**Tasks to carry out:**
**A.** In the crankcase breather post, list every sentence by Dave Dahlgren that ends with a double question mark.
**B.** Rewrite the part of the crankcase breather post starting at "[Diy_efi] Venturi effect" and ending at "of the oil..", putting "oil pan" in place of "crankcase".
**C.** Carry on the crankcase breather post from the point where it stops.

**Selected excerpt:**
[start]

[Diy_efi] Venturi effect crankcase breather

Dave Dahlgren ddahlgren at snet.net
Wed Jul 9 18:49:21 GMT 2003


Has anyone ever seen something get vacuum packed?? The air is at a higher
pressure than the crankcase so the bubbles come to the surface and out the pipe
through the scavenge stage of a dry sump pump perhaps?? If the oil is forcefully
folded over and compressed slightly wouldn't the air in the oil be at a higher
pressure than the crankcase?? If that were true and it seems logical then the
lower the pressure in the crankcase the faster the air comes out of the oil..
Dave

clay0052 wrote:
<Major snip>
 3)Entrained air. This is what most people are referring to
> when they're are talking about aeration. This will effect the ability of
> the oil to support a load (along with cavitation, too). Typically entrained
> air is from oil being whipped around or thrown into itself. Take a quart of
> oil and pour it into the beaker and you will see some air being entrained,
> even as you pour it.

[end]

**Data supplied:**

[start]

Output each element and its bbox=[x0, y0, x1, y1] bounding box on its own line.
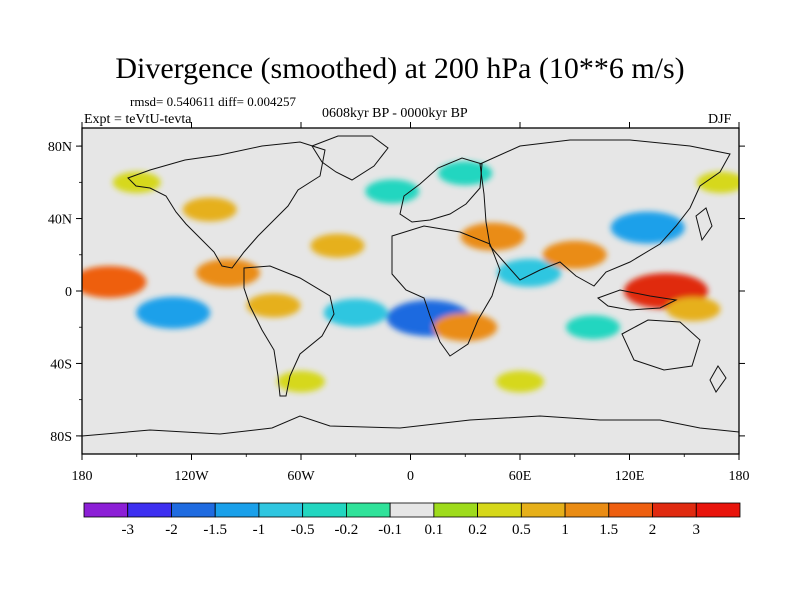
australia-coast bbox=[621, 319, 701, 371]
season-text: DJF bbox=[708, 112, 732, 127]
divergence-feature bbox=[460, 222, 525, 251]
divergence-feature bbox=[496, 370, 544, 393]
period-text: 0608kyr BP - 0000kyr BP bbox=[322, 106, 468, 121]
japan-coast bbox=[695, 207, 713, 242]
colorbar-label: 0.1 bbox=[424, 522, 443, 538]
colorbar-label: -2 bbox=[165, 522, 178, 538]
divergence-feature bbox=[182, 197, 237, 222]
lat-tick-label: 40N bbox=[48, 213, 72, 228]
maritime-continent-coast bbox=[596, 289, 678, 311]
greenland-coast bbox=[311, 135, 389, 181]
colorbar-swatch bbox=[477, 502, 522, 518]
divergence-feature bbox=[196, 258, 260, 287]
lat-tick-label: 0 bbox=[65, 285, 72, 300]
colorbar-label: 3 bbox=[693, 522, 701, 538]
south-america-coast bbox=[243, 265, 335, 397]
divergence-feature bbox=[433, 313, 498, 342]
colorbar: -3 -2 -1.5 -1 -0.5 -0.2 -0.1 0.1 0.2 0.5 1 1.5 2 3 bbox=[83, 502, 741, 538]
experiment-text: Expt = teVtU-tevta bbox=[84, 112, 192, 127]
lat-tick-label: 80S bbox=[50, 430, 72, 445]
colorbar-swatch bbox=[258, 502, 304, 518]
colorbar-swatch bbox=[171, 502, 216, 518]
colorbar-label: 1 bbox=[561, 522, 569, 538]
divergence-feature bbox=[666, 297, 721, 322]
divergence-feature bbox=[277, 370, 325, 393]
colorbar-swatch bbox=[83, 502, 129, 518]
colorbar-label: -0.5 bbox=[291, 522, 315, 538]
north-america-coast bbox=[127, 141, 326, 269]
divergence-feature bbox=[365, 179, 420, 204]
colorbar-label: 2 bbox=[649, 522, 657, 538]
map-title: Divergence (smoothed) at 200 hPa (10**6 … bbox=[115, 52, 685, 85]
lon-tick-label: 180 bbox=[72, 469, 93, 484]
map-axes: 80N 40N 0 40S 80S 180 120W 60W 0 60E 120E 180 bbox=[48, 122, 750, 484]
colorbar-label: -1.5 bbox=[203, 522, 227, 538]
divergence-feature bbox=[82, 265, 147, 298]
colorbar-swatch bbox=[520, 502, 566, 518]
lon-tick-label: 120W bbox=[174, 469, 209, 484]
colorbar-label: -3 bbox=[121, 522, 134, 538]
colorbar-label: 0.5 bbox=[512, 522, 531, 538]
divergence-feature bbox=[566, 315, 620, 340]
africa-coast bbox=[391, 225, 501, 357]
lon-tick-label: 180 bbox=[729, 469, 750, 484]
lat-tick-label: 40S bbox=[50, 357, 72, 372]
lon-tick-label: 60E bbox=[509, 469, 532, 484]
colorbar-swatch bbox=[214, 502, 260, 518]
lon-tick-label: 60W bbox=[287, 469, 315, 484]
colorbar-label: -0.2 bbox=[335, 522, 359, 538]
lat-tick-label: 80N bbox=[48, 140, 72, 155]
lon-tick-label: 0 bbox=[407, 469, 414, 484]
colorbar-swatch bbox=[302, 502, 347, 518]
colorbar-swatch bbox=[345, 502, 391, 518]
new-zealand-coast bbox=[709, 365, 727, 393]
divergence-feature bbox=[246, 293, 301, 318]
antarctica-coast bbox=[82, 415, 739, 437]
divergence-feature bbox=[136, 296, 211, 329]
map-panel: 80N 40N 0 40S 80S 180 120W 60W 0 60E 120E 180 bbox=[48, 122, 750, 484]
colorbar-swatch bbox=[127, 502, 172, 518]
asia-coast bbox=[479, 139, 731, 287]
europe-coast bbox=[399, 157, 483, 223]
stats-text: rmsd= 0.540611 diff= 0.004257 bbox=[130, 94, 296, 109]
divergence-feature bbox=[542, 240, 607, 269]
colorbar-swatch bbox=[564, 502, 610, 518]
divergence-feature bbox=[696, 171, 739, 194]
colorbar-swatch bbox=[652, 502, 697, 518]
colorbar-swatch bbox=[695, 502, 741, 518]
lon-tick-label: 120E bbox=[615, 469, 645, 484]
colorbar-label: -0.1 bbox=[378, 522, 402, 538]
colorbar-swatch bbox=[433, 502, 479, 518]
divergence-feature bbox=[497, 258, 562, 287]
coastlines bbox=[82, 135, 739, 437]
colorbar-swatch bbox=[389, 502, 435, 518]
divergence-feature bbox=[610, 211, 685, 244]
colorbar-label: 1.5 bbox=[599, 522, 618, 538]
divergence-feature bbox=[323, 298, 388, 327]
colorbar-label: -1 bbox=[253, 522, 266, 538]
divergence-feature bbox=[310, 233, 365, 258]
colorbar-swatch bbox=[608, 502, 653, 518]
colorbar-label: 0.2 bbox=[468, 522, 487, 538]
divergence-feature bbox=[438, 161, 493, 186]
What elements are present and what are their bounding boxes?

[end]

**Per-task outputs:**
**A.**
- Has anyone ever seen something get vacuum packed??
- The air is at a higher pressure than the crankcase so the bubbles come to the surface and out the pipe through the scavenge stage of a dry sump pump perhaps??
- If the oil is forcefully folded over and compressed slightly wouldn't the air in the oil be at a higher pressure than the crankcase??

**B.**
[Diy_efi] Venturi effect oil pan breather

Dave Dahlgren ddahlgren at snet.net
Wed Jul 9 18:49:21 GMT 2003


Has anyone ever seen something get vacuum packed?? The air is at a higher
pressure than the oil pan so the bubbles come to the surface and out the pipe
through the scavenge stage of a dry sump pump perhaps?? If the oil is forcefully
folded over and compressed slightly wouldn't the air in the oil be at a higher
pressure than the oil pan?? If that were true and it seems logical then the
lower the pressure in the oil pan the faster the air comes out of the oil..

**C.**
> 
> Dropping the viscosity and/or surface tension is the largest factor in
> getting the air out of the oil. Lowering crankcase pressure will help some,
> but is not a big deal. There were some SAE papers on WW2 dry sump tanks
> that I read (1945 I believe) and they were trying to keep the oil as hot as
> absolutely possible going into the tank to allow the bubbles to rise to the
> top and leave the oil, as quickly as possible.
> 
> So, I think if you tried raising the crankcase pressure you would end up
> dissolving more entrained air. Later on in the oil flow pathway, a drop in
> pressure would reduce the saturation point, and release that air back into
> the oil as entrained air.
> 
> Mark
> 
> On 9 Jul 2003, Ne14RoxCJ at aol.com wrote:
> > In a message dated 7/8/03 11:56:41 PM Central Daylight Time,
> > espresso_doppio at yahoo.com writes:
> >
> >
> > > lowering the pressure will only egxacerbate this
> > > problem.
> >
> > So how come the engineers have found otherwise?
> > Doesn't make sense to me.  You're saying the exact
> > opposite of the research I've seen.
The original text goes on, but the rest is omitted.